▶ _SET PROBLEM_: Write out the records below word for word, please.

▶ _RECORDS FOR PROCESSING_:

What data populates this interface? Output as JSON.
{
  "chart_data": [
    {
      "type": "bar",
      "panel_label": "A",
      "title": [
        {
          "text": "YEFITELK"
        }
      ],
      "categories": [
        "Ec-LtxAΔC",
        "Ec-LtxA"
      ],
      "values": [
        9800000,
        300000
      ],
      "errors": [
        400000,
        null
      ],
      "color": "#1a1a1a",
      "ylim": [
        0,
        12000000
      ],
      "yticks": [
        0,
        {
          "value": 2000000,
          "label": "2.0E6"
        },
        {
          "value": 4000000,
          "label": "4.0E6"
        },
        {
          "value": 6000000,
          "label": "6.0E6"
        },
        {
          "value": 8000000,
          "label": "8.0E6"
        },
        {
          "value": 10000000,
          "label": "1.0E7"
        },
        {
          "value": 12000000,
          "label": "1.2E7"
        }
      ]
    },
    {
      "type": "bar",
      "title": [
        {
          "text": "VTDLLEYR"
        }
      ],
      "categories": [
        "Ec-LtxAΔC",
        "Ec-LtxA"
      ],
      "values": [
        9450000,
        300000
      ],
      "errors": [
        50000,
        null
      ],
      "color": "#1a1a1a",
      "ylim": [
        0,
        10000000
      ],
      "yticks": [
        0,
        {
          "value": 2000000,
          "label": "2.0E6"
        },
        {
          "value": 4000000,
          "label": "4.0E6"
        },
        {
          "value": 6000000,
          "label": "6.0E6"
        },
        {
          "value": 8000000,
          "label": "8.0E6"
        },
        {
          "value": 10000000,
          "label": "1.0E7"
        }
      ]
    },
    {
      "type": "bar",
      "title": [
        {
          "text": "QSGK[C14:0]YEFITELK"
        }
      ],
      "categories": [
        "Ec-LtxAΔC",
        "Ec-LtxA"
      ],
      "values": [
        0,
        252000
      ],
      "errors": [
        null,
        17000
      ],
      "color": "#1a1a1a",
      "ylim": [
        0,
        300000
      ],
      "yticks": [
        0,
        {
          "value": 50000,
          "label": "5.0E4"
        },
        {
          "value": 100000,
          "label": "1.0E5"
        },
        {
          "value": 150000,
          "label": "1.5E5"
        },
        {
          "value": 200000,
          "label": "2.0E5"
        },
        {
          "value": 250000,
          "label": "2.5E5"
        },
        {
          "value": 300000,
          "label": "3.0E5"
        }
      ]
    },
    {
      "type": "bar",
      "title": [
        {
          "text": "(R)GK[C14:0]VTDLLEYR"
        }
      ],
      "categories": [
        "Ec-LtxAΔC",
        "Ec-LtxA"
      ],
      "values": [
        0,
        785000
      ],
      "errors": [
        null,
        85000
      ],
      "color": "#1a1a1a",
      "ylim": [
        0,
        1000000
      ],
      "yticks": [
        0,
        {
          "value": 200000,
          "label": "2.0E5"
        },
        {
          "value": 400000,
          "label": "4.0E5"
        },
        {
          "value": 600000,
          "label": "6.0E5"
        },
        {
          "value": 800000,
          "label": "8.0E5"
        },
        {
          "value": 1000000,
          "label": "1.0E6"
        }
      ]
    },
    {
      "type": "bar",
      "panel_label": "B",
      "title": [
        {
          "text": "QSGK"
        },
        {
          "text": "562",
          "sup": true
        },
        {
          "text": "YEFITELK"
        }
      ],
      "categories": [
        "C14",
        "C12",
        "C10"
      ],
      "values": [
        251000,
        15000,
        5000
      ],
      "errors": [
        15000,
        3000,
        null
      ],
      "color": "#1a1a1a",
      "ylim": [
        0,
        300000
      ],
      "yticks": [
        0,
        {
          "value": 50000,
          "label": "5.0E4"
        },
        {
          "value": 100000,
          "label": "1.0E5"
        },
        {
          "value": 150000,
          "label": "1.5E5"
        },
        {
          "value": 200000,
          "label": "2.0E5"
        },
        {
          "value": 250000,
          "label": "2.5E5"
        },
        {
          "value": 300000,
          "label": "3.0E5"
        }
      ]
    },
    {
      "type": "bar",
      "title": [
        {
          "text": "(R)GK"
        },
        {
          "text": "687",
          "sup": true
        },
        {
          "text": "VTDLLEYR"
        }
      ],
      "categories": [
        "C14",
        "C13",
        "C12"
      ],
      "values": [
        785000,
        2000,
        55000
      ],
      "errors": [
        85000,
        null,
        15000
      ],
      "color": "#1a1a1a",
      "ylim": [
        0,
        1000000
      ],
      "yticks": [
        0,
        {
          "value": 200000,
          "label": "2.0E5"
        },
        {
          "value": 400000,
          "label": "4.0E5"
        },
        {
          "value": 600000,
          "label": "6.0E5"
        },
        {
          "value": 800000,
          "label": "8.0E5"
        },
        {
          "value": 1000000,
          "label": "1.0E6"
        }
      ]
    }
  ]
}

▶ _WRITTEN SOLUTION_:
What data populates this interface? Output as JSON.
{
  "chart_data": [
    {
      "type": "bar",
      "panel_label": "A",
      "title": [
        {
          "text": "YEFITELK"
        }
      ],
      "categories": [
        "Ec-LtxAΔC",
        "Ec-LtxA"
      ],
      "values": [
        9800000,
        300000
      ],
      "errors": [
        400000,
        null
      ],
      "color": "#1a1a1a",
      "ylim": [
        0,
        12000000
      ],
      "yticks": [
        0,
        {
          "value": 2000000,
          "label": "2.0E6"
        },
        {
          "value": 4000000,
          "label": "4.0E6"
        },
        {
          "value": 6000000,
          "label": "6.0E6"
        },
        {
          "value": 8000000,
          "label": "8.0E6"
        },
        {
          "value": 10000000,
          "label": "1.0E7"
        },
        {
          "value": 12000000,
          "label": "1.2E7"
        }
      ]
    },
    {
      "type": "bar",
      "title": [
        {
          "text": "VTDLLEYR"
        }
      ],
      "categories": [
        "Ec-LtxAΔC",
        "Ec-LtxA"
      ],
      "values": [
        9450000,
        300000
      ],
      "errors": [
        50000,
        null
      ],
      "color": "#1a1a1a",
      "ylim": [
        0,
        10000000
      ],
      "yticks": [
        0,
        {
          "value": 2000000,
          "label": "2.0E6"
        },
        {
          "value": 4000000,
          "label": "4.0E6"
        },
        {
          "value": 6000000,
          "label": "6.0E6"
        },
        {
          "value": 8000000,
          "label": "8.0E6"
        },
        {
          "value": 10000000,
          "label": "1.0E7"
        }
      ]
    },
    {
      "type": "bar",
      "title": [
        {
          "text": "QSGK[C14:0]YEFITELK"
        }
      ],
      "categories": [
        "Ec-LtxAΔC",
        "Ec-LtxA"
      ],
      "values": [
        0,
        252000
      ],
      "errors": [
        null,
        17000
      ],
      "color": "#1a1a1a",
      "ylim": [
        0,
        300000
      ],
      "yticks": [
        0,
        {
          "value": 50000,
          "label": "5.0E4"
        },
        {
          "value": 100000,
          "label": "1.0E5"
        },
        {
          "value": 150000,
          "label": "1.5E5"
        },
        {
          "value": 200000,
          "label": "2.0E5"
        },
        {
          "value": 250000,
          "label": "2.5E5"
        },
        {
          "value": 300000,
          "label": "3.0E5"
        }
      ]
    },
    {
      "type": "bar",
      "title": [
        {
          "text": "(R)GK[C14:0]VTDLLEYR"
        }
      ],
      "categories": [
        "Ec-LtxAΔC",
        "Ec-LtxA"
      ],
      "values": [
        0,
        785000
      ],
      "errors": [
        null,
        85000
      ],
      "color": "#1a1a1a",
      "ylim": [
        0,
        1000000
      ],
      "yticks": [
        0,
        {
          "value": 200000,
          "label": "2.0E5"
        },
        {
          "value": 400000,
          "label": "4.0E5"
        },
        {
          "value": 600000,
          "label": "6.0E5"
        },
        {
          "value": 800000,
          "label": "8.0E5"
        },
        {
          "value": 1000000,
          "label": "1.0E6"
        }
      ]
    },
    {
      "type": "bar",
      "panel_label": "B",
      "title": [
        {
          "text": "QSGK"
        },
        {
          "text": "562",
          "sup": true
        },
        {
          "text": "YEFITELK"
        }
      ],
      "categories": [
        "C14",
        "C12",
        "C10"
      ],
      "values": [
        251000,
        15000,
        5000
      ],
      "errors": [
        15000,
        3000,
        null
      ],
      "color": "#1a1a1a",
      "ylim": [
        0,
        300000
      ],
      "yticks": [
        0,
        {
          "value": 50000,
          "label": "5.0E4"
        },
        {
          "value": 100000,
          "label": "1.0E5"
        },
        {
          "value": 150000,
          "label": "1.5E5"
        },
        {
          "value": 200000,
          "label": "2.0E5"
        },
        {
          "value": 250000,
          "label": "2.5E5"
        },
        {
          "value": 300000,
          "label": "3.0E5"
        }
      ]
    },
    {
      "type": "bar",
      "title": [
        {
          "text": "(R)GK"
        },
        {
          "text": "687",
          "sup": true
        },
        {
          "text": "VTDLLEYR"
        }
      ],
      "categories": [
        "C14",
        "C13",
        "C12"
      ],
      "values": [
        785000,
        2000,
        55000
      ],
      "errors": [
        85000,
        null,
        15000
      ],
      "color": "#1a1a1a",
      "ylim": [
        0,
        1000000
      ],
      "yticks": [
        0,
        {
          "value": 200000,
          "label": "2.0E5"
        },
        {
          "value": 400000,
          "label": "4.0E5"
        },
        {
          "value": 600000,
          "label": "6.0E5"
        },
        {
          "value": 800000,
          "label": "8.0E5"
        },
        {
          "value": 1000000,
          "label": "1.0E6"
        }
      ]
    }
  ]
}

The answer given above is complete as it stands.